(Document section)
For example, non-reference pictures, such as conventional B
pictures, are subjectively least important, because their absence
does not affect decoding of any other pictures. In addition to
non-reference pictures, the ITU-T H.264 | ISO/IEC 14496-10 standard
includes a temporal scalability method called sub-sequences [18].
Subjective ranking can also be made on coded slice data partition
or slice group basis. Coded slices and coded slice data partitions
that are subjectively the most important can be sent earlier than
their decoding order indicates, whereas coded slices and coded
slice data partitions that are subjectively the least important can
be sent later than their natural coding order indicates.
Consequently, any retransmitted parts of the most important slices
and coded slice data partitions are more likely to be received
before their scheduled decoding or playback time compared to the
least important slices and slice data partitions.

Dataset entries
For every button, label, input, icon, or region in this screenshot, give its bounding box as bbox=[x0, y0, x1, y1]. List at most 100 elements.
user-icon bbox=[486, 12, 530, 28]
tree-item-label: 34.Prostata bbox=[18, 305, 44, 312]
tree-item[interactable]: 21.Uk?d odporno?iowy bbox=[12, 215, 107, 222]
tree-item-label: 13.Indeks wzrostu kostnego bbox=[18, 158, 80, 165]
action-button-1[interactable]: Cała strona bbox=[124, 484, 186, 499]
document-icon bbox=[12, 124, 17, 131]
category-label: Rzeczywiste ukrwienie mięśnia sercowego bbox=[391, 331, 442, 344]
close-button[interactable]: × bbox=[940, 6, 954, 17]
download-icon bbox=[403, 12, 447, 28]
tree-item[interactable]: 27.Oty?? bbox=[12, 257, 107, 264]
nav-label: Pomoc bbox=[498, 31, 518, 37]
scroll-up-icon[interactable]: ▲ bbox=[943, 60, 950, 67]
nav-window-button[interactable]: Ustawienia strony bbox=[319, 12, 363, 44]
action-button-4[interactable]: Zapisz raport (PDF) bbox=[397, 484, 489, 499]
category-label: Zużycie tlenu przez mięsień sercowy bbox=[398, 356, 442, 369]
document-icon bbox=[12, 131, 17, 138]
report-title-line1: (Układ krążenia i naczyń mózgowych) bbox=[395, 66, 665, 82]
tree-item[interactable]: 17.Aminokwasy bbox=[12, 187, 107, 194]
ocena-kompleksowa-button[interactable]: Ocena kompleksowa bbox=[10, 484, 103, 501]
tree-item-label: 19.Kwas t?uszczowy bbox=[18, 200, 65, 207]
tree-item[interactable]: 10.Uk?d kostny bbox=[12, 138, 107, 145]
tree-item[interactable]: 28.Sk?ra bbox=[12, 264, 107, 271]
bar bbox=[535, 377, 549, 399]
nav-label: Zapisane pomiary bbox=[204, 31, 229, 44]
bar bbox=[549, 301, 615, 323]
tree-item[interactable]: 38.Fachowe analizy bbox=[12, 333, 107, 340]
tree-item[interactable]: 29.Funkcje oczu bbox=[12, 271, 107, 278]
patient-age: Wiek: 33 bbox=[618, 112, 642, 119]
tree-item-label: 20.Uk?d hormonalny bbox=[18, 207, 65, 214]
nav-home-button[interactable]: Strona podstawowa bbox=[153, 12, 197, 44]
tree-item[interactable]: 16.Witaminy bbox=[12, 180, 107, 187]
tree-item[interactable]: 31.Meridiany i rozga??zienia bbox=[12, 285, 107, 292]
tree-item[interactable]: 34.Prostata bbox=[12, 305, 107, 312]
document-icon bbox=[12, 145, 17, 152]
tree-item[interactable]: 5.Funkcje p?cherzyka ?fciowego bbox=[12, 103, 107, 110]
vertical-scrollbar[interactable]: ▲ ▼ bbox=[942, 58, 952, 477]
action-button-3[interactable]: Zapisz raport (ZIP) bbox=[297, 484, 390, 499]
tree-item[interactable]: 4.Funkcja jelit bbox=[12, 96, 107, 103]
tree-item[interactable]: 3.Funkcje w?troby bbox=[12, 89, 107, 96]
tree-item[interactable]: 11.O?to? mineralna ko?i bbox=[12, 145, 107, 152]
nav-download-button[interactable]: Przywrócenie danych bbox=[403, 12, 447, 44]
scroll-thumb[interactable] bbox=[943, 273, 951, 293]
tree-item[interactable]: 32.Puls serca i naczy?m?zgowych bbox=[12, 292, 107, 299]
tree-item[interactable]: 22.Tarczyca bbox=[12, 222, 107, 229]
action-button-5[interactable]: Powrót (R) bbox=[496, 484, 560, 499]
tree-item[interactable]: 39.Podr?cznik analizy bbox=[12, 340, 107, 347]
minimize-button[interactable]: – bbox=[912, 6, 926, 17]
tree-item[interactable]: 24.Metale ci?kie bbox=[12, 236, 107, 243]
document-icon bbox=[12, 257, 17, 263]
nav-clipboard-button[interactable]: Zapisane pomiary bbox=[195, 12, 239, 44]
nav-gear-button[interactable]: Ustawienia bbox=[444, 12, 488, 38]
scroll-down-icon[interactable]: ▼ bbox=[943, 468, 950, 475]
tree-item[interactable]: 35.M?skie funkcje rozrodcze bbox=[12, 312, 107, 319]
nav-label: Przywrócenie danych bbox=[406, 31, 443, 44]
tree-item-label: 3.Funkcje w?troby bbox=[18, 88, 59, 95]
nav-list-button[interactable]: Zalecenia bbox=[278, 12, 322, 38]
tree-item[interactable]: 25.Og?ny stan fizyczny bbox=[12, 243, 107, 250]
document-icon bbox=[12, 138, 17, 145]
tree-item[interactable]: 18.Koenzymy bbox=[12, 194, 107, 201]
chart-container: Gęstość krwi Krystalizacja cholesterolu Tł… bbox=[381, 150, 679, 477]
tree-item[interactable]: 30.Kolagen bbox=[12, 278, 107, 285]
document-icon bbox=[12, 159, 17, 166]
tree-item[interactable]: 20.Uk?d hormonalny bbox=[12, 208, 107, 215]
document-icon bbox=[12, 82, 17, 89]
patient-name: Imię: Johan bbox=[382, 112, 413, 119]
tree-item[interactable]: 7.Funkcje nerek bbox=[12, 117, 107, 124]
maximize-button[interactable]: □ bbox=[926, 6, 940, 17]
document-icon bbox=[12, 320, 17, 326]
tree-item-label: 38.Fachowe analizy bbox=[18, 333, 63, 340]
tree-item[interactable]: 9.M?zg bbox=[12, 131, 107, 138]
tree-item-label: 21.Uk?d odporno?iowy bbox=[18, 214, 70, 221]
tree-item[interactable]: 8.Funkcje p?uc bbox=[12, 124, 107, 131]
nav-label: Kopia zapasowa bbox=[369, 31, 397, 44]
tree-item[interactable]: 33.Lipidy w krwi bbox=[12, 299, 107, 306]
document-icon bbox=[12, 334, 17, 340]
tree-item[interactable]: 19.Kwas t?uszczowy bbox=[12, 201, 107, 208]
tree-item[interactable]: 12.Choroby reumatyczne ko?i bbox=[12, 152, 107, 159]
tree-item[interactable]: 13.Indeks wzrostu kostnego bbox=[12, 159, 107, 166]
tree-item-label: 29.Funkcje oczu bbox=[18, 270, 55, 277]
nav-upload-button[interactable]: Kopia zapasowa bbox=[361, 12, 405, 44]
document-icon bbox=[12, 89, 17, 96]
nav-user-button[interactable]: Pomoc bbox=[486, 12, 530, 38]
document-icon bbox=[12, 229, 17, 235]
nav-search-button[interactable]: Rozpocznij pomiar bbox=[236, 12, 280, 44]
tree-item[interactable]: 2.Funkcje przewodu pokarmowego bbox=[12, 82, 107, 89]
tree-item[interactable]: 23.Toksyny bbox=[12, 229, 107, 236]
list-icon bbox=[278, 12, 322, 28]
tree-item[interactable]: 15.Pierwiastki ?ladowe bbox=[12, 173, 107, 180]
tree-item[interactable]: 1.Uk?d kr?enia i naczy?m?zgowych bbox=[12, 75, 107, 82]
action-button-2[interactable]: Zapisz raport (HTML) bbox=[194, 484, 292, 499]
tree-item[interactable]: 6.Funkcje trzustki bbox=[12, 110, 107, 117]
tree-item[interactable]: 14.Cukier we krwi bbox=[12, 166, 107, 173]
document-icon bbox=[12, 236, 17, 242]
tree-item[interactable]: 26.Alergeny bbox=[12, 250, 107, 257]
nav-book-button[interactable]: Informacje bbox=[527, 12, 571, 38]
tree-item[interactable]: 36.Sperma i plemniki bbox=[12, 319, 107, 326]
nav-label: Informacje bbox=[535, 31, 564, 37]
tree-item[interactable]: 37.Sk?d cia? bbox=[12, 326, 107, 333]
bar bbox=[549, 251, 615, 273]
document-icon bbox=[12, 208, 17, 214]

(Problem to solve) Check each statement below against the passage on subjective importance in video transmission, answering yes or no and quoting the words of the passage that decide it. 1. Conventional B pictures are given as an example of non-reference pictures. 2. The subjectively least important coded slices can be sent earlier than their decoding order indicates. 3. The ITU-T H.264 | ISO/IEC 14496-10 standard includes a temporal scalability method called sub-sequences.

(Result for this task)
1. Yes: "non-reference pictures, such as conventional B pictures"
2. No: "coded slices and coded slice data partitions that are subjectively the least important can be sent later than their natural coding order indicates"
3. Yes: "the ITU-T H.264 | ISO/IEC 14496-10 standard includes a temporal scalability method called sub-sequences"